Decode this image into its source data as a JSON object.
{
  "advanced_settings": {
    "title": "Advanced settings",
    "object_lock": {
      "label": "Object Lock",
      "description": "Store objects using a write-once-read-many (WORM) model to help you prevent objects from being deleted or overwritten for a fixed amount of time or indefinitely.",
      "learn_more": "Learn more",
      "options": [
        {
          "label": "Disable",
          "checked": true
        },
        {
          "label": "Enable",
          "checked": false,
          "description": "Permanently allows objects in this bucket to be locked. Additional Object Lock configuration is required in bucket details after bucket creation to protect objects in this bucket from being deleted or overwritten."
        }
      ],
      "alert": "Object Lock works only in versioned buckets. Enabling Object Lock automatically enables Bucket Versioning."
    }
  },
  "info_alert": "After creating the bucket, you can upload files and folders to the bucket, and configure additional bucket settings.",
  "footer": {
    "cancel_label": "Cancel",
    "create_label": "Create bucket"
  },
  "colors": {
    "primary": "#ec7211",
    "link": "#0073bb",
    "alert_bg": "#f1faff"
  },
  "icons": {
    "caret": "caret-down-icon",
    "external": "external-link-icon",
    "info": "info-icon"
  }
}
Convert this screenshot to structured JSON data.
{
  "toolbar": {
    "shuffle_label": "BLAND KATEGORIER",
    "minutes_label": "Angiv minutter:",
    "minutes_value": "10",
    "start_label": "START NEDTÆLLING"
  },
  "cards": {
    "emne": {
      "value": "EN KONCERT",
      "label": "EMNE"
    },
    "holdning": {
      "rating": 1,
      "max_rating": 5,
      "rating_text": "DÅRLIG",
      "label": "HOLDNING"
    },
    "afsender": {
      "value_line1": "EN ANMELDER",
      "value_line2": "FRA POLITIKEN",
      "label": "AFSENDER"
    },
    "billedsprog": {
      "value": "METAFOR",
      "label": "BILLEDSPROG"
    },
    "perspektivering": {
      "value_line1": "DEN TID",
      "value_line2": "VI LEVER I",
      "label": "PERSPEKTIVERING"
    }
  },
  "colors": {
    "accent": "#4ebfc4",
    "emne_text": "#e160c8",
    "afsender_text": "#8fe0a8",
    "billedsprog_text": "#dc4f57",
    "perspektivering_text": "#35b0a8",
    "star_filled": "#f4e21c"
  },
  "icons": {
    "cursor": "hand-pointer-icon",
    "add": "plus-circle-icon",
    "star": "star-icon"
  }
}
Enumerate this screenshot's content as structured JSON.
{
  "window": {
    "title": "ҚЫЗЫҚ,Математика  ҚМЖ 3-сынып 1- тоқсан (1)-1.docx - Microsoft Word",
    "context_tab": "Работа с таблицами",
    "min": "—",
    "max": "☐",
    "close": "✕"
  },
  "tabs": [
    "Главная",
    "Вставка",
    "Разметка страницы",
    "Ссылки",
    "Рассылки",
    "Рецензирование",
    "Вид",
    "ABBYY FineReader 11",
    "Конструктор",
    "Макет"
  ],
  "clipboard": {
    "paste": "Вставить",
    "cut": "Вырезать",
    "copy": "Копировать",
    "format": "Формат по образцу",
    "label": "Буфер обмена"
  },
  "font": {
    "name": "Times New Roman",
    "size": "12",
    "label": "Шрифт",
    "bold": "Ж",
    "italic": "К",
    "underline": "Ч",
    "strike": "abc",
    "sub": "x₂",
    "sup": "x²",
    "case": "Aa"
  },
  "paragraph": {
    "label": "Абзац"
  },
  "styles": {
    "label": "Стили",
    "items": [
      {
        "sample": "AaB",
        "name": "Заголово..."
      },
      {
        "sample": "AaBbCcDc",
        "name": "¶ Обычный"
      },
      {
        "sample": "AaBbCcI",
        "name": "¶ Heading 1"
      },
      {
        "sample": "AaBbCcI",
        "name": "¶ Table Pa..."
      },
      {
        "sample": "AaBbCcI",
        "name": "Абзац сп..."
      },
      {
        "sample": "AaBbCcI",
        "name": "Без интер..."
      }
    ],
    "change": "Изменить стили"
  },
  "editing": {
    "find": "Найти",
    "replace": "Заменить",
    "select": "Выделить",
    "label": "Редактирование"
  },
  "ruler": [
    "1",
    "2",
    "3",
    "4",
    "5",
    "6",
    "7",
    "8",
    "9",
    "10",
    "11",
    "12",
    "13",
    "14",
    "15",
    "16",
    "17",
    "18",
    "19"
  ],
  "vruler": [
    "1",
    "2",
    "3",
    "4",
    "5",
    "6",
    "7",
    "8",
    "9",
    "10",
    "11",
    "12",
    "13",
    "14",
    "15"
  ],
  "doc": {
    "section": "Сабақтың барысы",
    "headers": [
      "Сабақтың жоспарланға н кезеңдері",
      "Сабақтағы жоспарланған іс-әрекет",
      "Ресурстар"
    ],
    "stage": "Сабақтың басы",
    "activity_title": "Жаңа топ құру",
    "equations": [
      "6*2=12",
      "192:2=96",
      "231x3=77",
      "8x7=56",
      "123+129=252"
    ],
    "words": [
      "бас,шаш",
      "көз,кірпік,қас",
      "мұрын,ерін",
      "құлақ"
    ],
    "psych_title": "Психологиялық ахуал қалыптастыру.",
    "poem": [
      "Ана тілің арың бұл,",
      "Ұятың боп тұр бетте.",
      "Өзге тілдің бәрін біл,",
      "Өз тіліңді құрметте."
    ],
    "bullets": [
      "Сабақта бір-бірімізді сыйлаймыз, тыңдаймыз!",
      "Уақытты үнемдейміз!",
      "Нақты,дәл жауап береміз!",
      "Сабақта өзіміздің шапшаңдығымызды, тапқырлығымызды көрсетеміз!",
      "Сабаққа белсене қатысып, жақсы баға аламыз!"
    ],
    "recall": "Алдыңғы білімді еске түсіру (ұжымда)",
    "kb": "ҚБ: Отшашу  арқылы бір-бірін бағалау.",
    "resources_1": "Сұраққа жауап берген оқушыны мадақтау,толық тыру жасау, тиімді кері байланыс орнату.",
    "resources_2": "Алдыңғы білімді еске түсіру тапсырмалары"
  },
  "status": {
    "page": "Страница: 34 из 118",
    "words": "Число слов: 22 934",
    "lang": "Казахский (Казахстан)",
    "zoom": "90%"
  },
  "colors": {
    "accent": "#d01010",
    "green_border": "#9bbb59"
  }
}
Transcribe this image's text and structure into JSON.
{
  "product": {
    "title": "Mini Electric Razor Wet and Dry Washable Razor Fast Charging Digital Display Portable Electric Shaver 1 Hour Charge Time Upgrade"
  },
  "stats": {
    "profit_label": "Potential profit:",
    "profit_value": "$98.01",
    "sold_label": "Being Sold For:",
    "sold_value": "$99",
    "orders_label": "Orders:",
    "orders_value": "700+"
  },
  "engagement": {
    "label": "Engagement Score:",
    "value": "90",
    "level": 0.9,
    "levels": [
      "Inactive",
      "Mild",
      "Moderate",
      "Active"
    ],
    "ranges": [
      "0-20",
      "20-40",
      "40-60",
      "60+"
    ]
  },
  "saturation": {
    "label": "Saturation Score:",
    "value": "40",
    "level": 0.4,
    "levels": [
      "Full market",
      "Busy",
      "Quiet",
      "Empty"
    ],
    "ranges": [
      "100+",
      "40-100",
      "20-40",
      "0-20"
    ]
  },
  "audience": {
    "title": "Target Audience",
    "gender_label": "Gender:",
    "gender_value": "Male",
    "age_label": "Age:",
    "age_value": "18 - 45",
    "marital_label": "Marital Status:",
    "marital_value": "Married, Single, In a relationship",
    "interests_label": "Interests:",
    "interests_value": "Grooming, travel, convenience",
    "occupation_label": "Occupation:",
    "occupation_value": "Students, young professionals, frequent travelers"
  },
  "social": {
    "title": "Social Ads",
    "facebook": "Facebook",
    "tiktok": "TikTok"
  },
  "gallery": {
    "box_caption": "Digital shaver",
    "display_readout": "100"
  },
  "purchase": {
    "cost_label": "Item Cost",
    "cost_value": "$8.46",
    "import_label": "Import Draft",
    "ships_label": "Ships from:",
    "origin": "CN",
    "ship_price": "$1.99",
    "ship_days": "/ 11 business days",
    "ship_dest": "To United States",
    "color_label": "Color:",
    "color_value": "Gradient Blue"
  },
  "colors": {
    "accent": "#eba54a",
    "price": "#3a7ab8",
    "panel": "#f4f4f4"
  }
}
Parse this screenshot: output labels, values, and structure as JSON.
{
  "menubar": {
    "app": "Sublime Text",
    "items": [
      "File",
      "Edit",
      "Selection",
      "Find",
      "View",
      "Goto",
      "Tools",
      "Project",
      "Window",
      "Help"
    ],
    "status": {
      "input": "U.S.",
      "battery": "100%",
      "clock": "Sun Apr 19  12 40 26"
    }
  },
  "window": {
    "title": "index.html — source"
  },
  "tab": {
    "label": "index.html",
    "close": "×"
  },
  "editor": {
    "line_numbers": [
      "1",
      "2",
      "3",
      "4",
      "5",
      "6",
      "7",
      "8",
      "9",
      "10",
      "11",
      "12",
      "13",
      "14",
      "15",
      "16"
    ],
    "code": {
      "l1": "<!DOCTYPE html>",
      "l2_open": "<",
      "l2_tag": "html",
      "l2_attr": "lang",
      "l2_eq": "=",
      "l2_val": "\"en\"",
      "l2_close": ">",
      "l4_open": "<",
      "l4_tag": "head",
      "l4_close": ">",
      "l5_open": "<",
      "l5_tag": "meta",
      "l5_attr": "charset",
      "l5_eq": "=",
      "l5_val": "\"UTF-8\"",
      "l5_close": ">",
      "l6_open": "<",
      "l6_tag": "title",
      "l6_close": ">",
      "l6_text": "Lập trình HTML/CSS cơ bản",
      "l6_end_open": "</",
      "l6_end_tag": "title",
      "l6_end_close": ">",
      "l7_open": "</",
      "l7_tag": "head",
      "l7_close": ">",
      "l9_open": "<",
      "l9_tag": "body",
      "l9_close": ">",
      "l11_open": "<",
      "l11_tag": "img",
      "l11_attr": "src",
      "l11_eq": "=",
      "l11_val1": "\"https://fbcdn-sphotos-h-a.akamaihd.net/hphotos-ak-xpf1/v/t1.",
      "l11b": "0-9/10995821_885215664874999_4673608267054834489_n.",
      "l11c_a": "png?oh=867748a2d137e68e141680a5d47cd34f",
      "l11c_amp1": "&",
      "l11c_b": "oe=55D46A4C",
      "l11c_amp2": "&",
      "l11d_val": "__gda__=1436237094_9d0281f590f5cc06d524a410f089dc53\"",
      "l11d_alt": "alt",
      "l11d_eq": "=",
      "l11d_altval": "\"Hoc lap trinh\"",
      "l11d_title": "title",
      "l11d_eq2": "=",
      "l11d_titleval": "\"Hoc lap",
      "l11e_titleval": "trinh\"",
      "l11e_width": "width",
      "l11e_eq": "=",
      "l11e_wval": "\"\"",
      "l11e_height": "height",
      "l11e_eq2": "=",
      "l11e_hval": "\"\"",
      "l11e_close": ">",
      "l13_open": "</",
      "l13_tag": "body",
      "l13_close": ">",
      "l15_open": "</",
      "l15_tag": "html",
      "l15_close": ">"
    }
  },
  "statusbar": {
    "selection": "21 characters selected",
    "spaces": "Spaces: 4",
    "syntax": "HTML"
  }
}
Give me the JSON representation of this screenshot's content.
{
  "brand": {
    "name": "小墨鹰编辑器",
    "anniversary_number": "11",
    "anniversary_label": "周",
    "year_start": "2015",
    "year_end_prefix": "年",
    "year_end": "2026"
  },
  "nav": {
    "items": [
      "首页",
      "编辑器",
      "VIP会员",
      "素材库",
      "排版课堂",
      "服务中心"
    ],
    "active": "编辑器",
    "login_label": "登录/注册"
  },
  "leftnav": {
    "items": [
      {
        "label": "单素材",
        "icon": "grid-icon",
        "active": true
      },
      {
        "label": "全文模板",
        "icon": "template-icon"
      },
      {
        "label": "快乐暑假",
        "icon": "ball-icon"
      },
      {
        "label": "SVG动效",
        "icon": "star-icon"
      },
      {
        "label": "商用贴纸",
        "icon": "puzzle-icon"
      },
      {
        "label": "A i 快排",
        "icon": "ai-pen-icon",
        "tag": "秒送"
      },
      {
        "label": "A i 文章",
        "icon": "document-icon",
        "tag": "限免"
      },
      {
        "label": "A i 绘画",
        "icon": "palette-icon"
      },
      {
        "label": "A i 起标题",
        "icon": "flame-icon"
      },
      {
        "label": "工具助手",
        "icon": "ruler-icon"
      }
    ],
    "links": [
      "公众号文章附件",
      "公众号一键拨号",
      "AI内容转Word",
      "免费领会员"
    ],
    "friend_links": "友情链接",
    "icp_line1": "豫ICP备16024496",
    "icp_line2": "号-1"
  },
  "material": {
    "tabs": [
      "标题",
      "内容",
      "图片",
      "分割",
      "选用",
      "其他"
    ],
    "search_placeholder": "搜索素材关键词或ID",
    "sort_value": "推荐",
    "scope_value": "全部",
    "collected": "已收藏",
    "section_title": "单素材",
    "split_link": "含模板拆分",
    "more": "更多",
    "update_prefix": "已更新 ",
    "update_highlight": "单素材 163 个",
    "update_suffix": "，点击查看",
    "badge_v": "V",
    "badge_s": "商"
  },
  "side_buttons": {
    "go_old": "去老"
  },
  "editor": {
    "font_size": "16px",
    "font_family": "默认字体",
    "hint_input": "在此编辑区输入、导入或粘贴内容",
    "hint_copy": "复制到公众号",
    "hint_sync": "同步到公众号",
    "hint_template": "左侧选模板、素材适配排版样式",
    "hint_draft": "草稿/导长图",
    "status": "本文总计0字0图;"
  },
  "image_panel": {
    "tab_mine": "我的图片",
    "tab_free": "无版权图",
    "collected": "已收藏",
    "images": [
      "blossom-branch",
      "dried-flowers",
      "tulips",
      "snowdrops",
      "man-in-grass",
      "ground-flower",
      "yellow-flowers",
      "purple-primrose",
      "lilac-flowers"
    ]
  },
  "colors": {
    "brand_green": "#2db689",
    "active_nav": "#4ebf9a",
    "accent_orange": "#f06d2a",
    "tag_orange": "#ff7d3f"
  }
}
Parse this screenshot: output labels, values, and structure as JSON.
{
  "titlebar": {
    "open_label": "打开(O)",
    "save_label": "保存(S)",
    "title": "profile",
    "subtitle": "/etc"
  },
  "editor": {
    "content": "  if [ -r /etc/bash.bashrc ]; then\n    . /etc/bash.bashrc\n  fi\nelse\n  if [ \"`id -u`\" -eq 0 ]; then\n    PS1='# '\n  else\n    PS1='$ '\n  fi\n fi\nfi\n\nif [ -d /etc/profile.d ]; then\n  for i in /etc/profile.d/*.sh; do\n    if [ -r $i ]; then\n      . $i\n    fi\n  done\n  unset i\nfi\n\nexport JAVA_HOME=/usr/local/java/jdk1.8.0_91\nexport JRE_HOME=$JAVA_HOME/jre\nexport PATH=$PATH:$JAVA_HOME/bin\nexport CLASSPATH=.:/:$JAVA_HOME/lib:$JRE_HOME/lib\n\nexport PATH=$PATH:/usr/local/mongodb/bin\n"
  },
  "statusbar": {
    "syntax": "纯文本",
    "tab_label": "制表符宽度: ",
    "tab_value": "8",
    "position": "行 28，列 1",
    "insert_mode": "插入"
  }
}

────────────────

## What to produce
List the lines of the material in which the word "жауап" occurs.

## Response to the task
      "Нақты,дәл жауап береміз!",
    "resources_1": "Сұраққа жауап берген оқушыны мадақтау,толық тыру жасау, тиімді кері байланыс орнату.",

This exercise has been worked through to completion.